>>>
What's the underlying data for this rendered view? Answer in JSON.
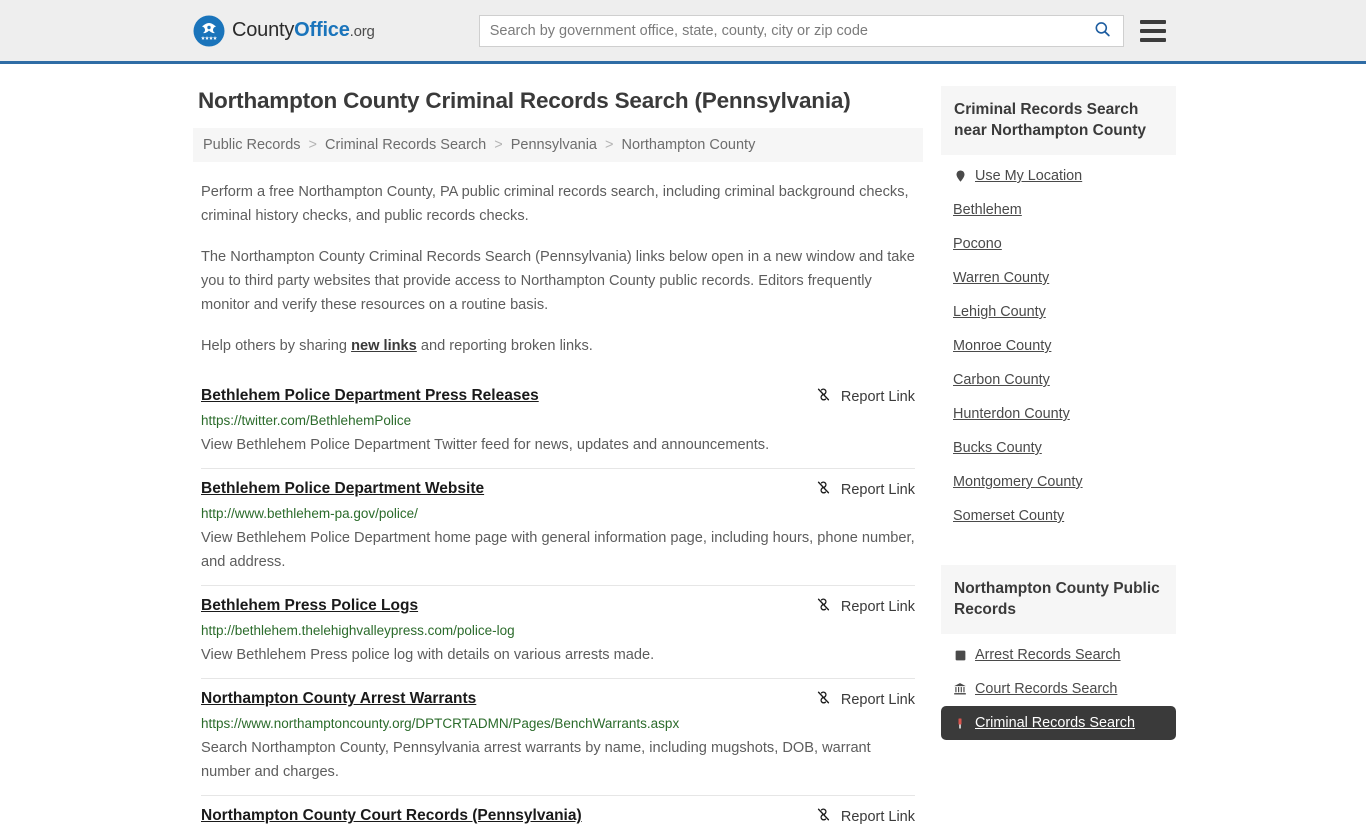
{
  "header": {
    "brand": {
      "part1": "County",
      "part2": "Office",
      "part3": ".org",
      "logo_icon": "eagle-seal-icon"
    },
    "search": {
      "placeholder": "Search by government office, state, county, city or zip code",
      "value": ""
    },
    "search_icon": "search-icon",
    "menu_icon": "hamburger-menu-icon"
  },
  "main": {
    "title": "Northampton County Criminal Records Search (Pennsylvania)",
    "breadcrumb": [
      "Public Records",
      "Criminal Records Search",
      "Pennsylvania",
      "Northampton County"
    ],
    "breadcrumb_separator": ">",
    "intro": {
      "p1": "Perform a free Northampton County, PA public criminal records search, including criminal background checks, criminal history checks, and public records checks.",
      "p2": "The Northampton County Criminal Records Search (Pennsylvania) links below open in a new window and take you to third party websites that provide access to Northampton County public records. Editors frequently monitor and verify these resources on a routine basis.",
      "p3_before": "Help others by sharing ",
      "p3_link": "new links",
      "p3_after": " and reporting broken links."
    },
    "report_link_label": "Report Link",
    "report_link_icon": "broken-link-icon",
    "results": [
      {
        "title": "Bethlehem Police Department Press Releases",
        "url": "https://twitter.com/BethlehemPolice",
        "description": "View Bethlehem Police Department Twitter feed for news, updates and announcements."
      },
      {
        "title": "Bethlehem Police Department Website",
        "url": "http://www.bethlehem-pa.gov/police/",
        "description": "View Bethlehem Police Department home page with general information page, including hours, phone number, and address."
      },
      {
        "title": "Bethlehem Press Police Logs",
        "url": "http://bethlehem.thelehighvalleypress.com/police-log",
        "description": "View Bethlehem Press police log with details on various arrests made."
      },
      {
        "title": "Northampton County Arrest Warrants",
        "url": "https://www.northamptoncounty.org/DPTCRTADMN/Pages/BenchWarrants.aspx",
        "description": "Search Northampton County, Pennsylvania arrest warrants by name, including mugshots, DOB, warrant number and charges."
      },
      {
        "title": "Northampton County Court Records (Pennsylvania)",
        "url": "",
        "description": ""
      }
    ]
  },
  "sidebar": {
    "nearby": {
      "heading": "Criminal Records Search near Northampton County",
      "items": [
        {
          "label": "Use My Location",
          "icon": "map-pin-icon"
        },
        {
          "label": "Bethlehem",
          "icon": ""
        },
        {
          "label": "Pocono",
          "icon": ""
        },
        {
          "label": "Warren County",
          "icon": ""
        },
        {
          "label": "Lehigh County",
          "icon": ""
        },
        {
          "label": "Monroe County",
          "icon": ""
        },
        {
          "label": "Carbon County",
          "icon": ""
        },
        {
          "label": "Hunterdon County",
          "icon": ""
        },
        {
          "label": "Bucks County",
          "icon": ""
        },
        {
          "label": "Montgomery County",
          "icon": ""
        },
        {
          "label": "Somerset County",
          "icon": ""
        }
      ]
    },
    "public_records": {
      "heading": "Northampton County Public Records",
      "items": [
        {
          "label": "Arrest Records Search",
          "icon": "fingerprint-icon",
          "active": false
        },
        {
          "label": "Court Records Search",
          "icon": "courthouse-icon",
          "active": false
        },
        {
          "label": "Criminal Records Search",
          "icon": "gavel-icon",
          "active": true
        }
      ]
    }
  },
  "colors": {
    "accent_blue": "#2f6ca5",
    "brand_blue": "#1a74bb",
    "header_bg": "#eeeeee",
    "url_green": "#2b6b2b",
    "panel_gray": "#f6f6f6",
    "active_dark": "#3a3a3a"
  }
}
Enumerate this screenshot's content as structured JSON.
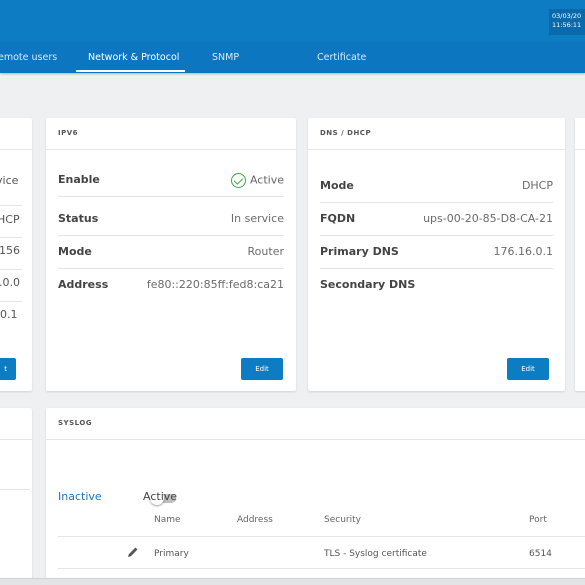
{
  "header": {
    "date": "03/03/20",
    "time": "11:56:11"
  },
  "tabs": [
    {
      "label": "emote users"
    },
    {
      "label": "Network & Protocol"
    },
    {
      "label": "SNMP"
    },
    {
      "label": "Certificate"
    }
  ],
  "left_card_fragment": {
    "values": [
      "vice",
      "HCP",
      "156",
      ".0.0",
      "0.1"
    ],
    "edit_label": "t"
  },
  "ipv6": {
    "title": "IPV6",
    "rows": [
      {
        "label": "Enable",
        "value": "Active",
        "icon": "check-circle-icon"
      },
      {
        "label": "Status",
        "value": "In service"
      },
      {
        "label": "Mode",
        "value": "Router"
      },
      {
        "label": "Address",
        "value": "fe80::220:85ff:fed8:ca21"
      }
    ],
    "edit_label": "Edit"
  },
  "dns_dhcp": {
    "title": "DNS / DHCP",
    "rows": [
      {
        "label": "Mode",
        "value": "DHCP"
      },
      {
        "label": "FQDN",
        "value": "ups-00-20-85-D8-CA-21"
      },
      {
        "label": "Primary DNS",
        "value": "176.16.0.1"
      },
      {
        "label": "Secondary DNS",
        "value": ""
      }
    ],
    "edit_label": "Edit"
  },
  "syslog": {
    "title": "SYSLOG",
    "inactive_label": "Inactive",
    "active_label": "Active",
    "toggle_state": "inactive",
    "columns": [
      "Name",
      "Address",
      "Security",
      "Port"
    ],
    "rows": [
      {
        "name": "Primary",
        "address": "",
        "security": "TLS - Syslog certificate",
        "port": "6514",
        "action_icon": "pencil-icon"
      }
    ]
  },
  "colors": {
    "header_blue": "#0e7cc2",
    "active_green": "#3aa94a",
    "link_blue": "#1a73c7"
  }
}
<<<
Without the images, write out each line of the data verbatim.

What's the underlying data for this rendered view? Answer in JSON.
{
  "header": {
    "brand": {
      "part1": "County",
      "part2": "Office",
      "part3": ".org",
      "logo_icon": "eagle-seal-icon"
    },
    "search": {
      "placeholder": "Search by government office, state, county, city or zip code",
      "value": ""
    },
    "search_icon": "search-icon",
    "menu_icon": "hamburger-menu-icon"
  },
  "main": {
    "title": "Northampton County Criminal Records Search (Pennsylvania)",
    "breadcrumb": [
      "Public Records",
      "Criminal Records Search",
      "Pennsylvania",
      "Northampton County"
    ],
    "breadcrumb_separator": ">",
    "intro": {
      "p1": "Perform a free Northampton County, PA public criminal records search, including criminal background checks, criminal history checks, and public records checks.",
      "p2": "The Northampton County Criminal Records Search (Pennsylvania) links below open in a new window and take you to third party websites that provide access to Northampton County public records. Editors frequently monitor and verify these resources on a routine basis.",
      "p3_before": "Help others by sharing ",
      "p3_link": "new links",
      "p3_after": " and reporting broken links."
    },
    "report_link_label": "Report Link",
    "report_link_icon": "broken-link-icon",
    "results": [
      {
        "title": "Bethlehem Police Department Press Releases",
        "url": "https://twitter.com/BethlehemPolice",
        "description": "View Bethlehem Police Department Twitter feed for news, updates and announcements."
      },
      {
        "title": "Bethlehem Police Department Website",
        "url": "http://www.bethlehem-pa.gov/police/",
        "description": "View Bethlehem Police Department home page with general information page, including hours, phone number, and address."
      },
      {
        "title": "Bethlehem Press Police Logs",
        "url": "http://bethlehem.thelehighvalleypress.com/police-log",
        "description": "View Bethlehem Press police log with details on various arrests made."
      },
      {
        "title": "Northampton County Arrest Warrants",
        "url": "https://www.northamptoncounty.org/DPTCRTADMN/Pages/BenchWarrants.aspx",
        "description": "Search Northampton County, Pennsylvania arrest warrants by name, including mugshots, DOB, warrant number and charges."
      },
      {
        "title": "Northampton County Court Records (Pennsylvania)",
        "url": "",
        "description": ""
      }
    ]
  },
  "sidebar": {
    "nearby": {
      "heading": "Criminal Records Search near Northampton County",
      "items": [
        {
          "label": "Use My Location",
          "icon": "map-pin-icon"
        },
        {
          "label": "Bethlehem",
          "icon": ""
        },
        {
          "label": "Pocono",
          "icon": ""
        },
        {
          "label": "Warren County",
          "icon": ""
        },
        {
          "label": "Lehigh County",
          "icon": ""
        },
        {
          "label": "Monroe County",
          "icon": ""
        },
        {
          "label": "Carbon County",
          "icon": ""
        },
        {
          "label": "Hunterdon County",
          "icon": ""
        },
        {
          "label": "Bucks County",
          "icon": ""
        },
        {
          "label": "Montgomery County",
          "icon": ""
        },
        {
          "label": "Somerset County",
          "icon": ""
        }
      ]
    },
    "public_records": {
      "heading": "Northampton County Public Records",
      "items": [
        {
          "label": "Arrest Records Search",
          "icon": "fingerprint-icon",
          "active": false
        },
        {
          "label": "Court Records Search",
          "icon": "courthouse-icon",
          "active": false
        },
        {
          "label": "Criminal Records Search",
          "icon": "gavel-icon",
          "active": true
        }
      ]
    }
  },
  "colors": {
    "accent_blue": "#2f6ca5",
    "brand_blue": "#1a74bb",
    "header_bg": "#eeeeee",
    "url_green": "#2b6b2b",
    "panel_gray": "#f6f6f6",
    "active_dark": "#3a3a3a"
  }
}
Enumerate this screenshot's content as structured JSON.
{
  "header": {
    "date": "03/03/20",
    "time": "11:56:11"
  },
  "tabs": [
    {
      "label": "emote users"
    },
    {
      "label": "Network & Protocol"
    },
    {
      "label": "SNMP"
    },
    {
      "label": "Certificate"
    }
  ],
  "left_card_fragment": {
    "values": [
      "vice",
      "HCP",
      "156",
      ".0.0",
      "0.1"
    ],
    "edit_label": "t"
  },
  "ipv6": {
    "title": "IPV6",
    "rows": [
      {
        "label": "Enable",
        "value": "Active",
        "icon": "check-circle-icon"
      },
      {
        "label": "Status",
        "value": "In service"
      },
      {
        "label": "Mode",
        "value": "Router"
      },
      {
        "label": "Address",
        "value": "fe80::220:85ff:fed8:ca21"
      }
    ],
    "edit_label": "Edit"
  },
  "dns_dhcp": {
    "title": "DNS / DHCP",
    "rows": [
      {
        "label": "Mode",
        "value": "DHCP"
      },
      {
        "label": "FQDN",
        "value": "ups-00-20-85-D8-CA-21"
      },
      {
        "label": "Primary DNS",
        "value": "176.16.0.1"
      },
      {
        "label": "Secondary DNS",
        "value": ""
      }
    ],
    "edit_label": "Edit"
  },
  "syslog": {
    "title": "SYSLOG",
    "inactive_label": "Inactive",
    "active_label": "Active",
    "toggle_state": "inactive",
    "columns": [
      "Name",
      "Address",
      "Security",
      "Port"
    ],
    "rows": [
      {
        "name": "Primary",
        "address": "",
        "security": "TLS - Syslog certificate",
        "port": "6514",
        "action_icon": "pencil-icon"
      }
    ]
  },
  "colors": {
    "header_blue": "#0e7cc2",
    "active_green": "#3aa94a",
    "link_blue": "#1a73c7"
  }
}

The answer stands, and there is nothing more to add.